Records from a data source
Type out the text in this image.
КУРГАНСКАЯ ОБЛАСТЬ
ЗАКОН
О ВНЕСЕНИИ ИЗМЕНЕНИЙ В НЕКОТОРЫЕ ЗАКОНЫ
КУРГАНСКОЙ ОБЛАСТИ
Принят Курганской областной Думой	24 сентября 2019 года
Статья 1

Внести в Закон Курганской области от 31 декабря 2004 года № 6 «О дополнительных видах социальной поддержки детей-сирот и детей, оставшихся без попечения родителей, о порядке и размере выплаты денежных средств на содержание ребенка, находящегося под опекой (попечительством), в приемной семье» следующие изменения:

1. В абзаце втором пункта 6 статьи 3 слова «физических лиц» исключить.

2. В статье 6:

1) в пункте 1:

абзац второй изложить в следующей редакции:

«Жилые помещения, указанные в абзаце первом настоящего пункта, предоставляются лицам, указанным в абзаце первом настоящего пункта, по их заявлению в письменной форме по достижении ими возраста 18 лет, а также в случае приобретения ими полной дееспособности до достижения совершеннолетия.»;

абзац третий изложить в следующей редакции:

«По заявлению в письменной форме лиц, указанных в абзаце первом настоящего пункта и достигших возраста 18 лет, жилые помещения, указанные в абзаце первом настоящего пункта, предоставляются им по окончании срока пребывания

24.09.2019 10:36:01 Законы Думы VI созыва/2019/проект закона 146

▸ Brief
Retype every record above exactly as written.

▸ Response for this exercise
Type out the text in this image.
КУРГАНСКАЯ ОБЛАСТЬ
ЗАКОН
О ВНЕСЕНИИ ИЗМЕНЕНИЙ В НЕКОТОРЫЕ ЗАКОНЫ
КУРГАНСКОЙ ОБЛАСТИ
Принят Курганской областной Думой	24 сентября 2019 года
Статья 1

Внести в Закон Курганской области от 31 декабря 2004 года № 6 «О дополнительных видах социальной поддержки детей-сирот и детей, оставшихся без попечения родителей, о порядке и размере выплаты денежных средств на содержание ребенка, находящегося под опекой (попечительством), в приемной семье» следующие изменения:

1. В абзаце втором пункта 6 статьи 3 слова «физических лиц» исключить.

2. В статье 6:

1) в пункте 1:

абзац второй изложить в следующей редакции:

«Жилые помещения, указанные в абзаце первом настоящего пункта, предоставляются лицам, указанным в абзаце первом настоящего пункта, по их заявлению в письменной форме по достижении ими возраста 18 лет, а также в случае приобретения ими полной дееспособности до достижения совершеннолетия.»;

абзац третий изложить в следующей редакции:

«По заявлению в письменной форме лиц, указанных в абзаце первом настоящего пункта и достигших возраста 18 лет, жилые помещения, указанные в абзаце первом настоящего пункта, предоставляются им по окончании срока пребывания

24.09.2019 10:36:01 Законы Думы VI созыва/2019/проект закона 146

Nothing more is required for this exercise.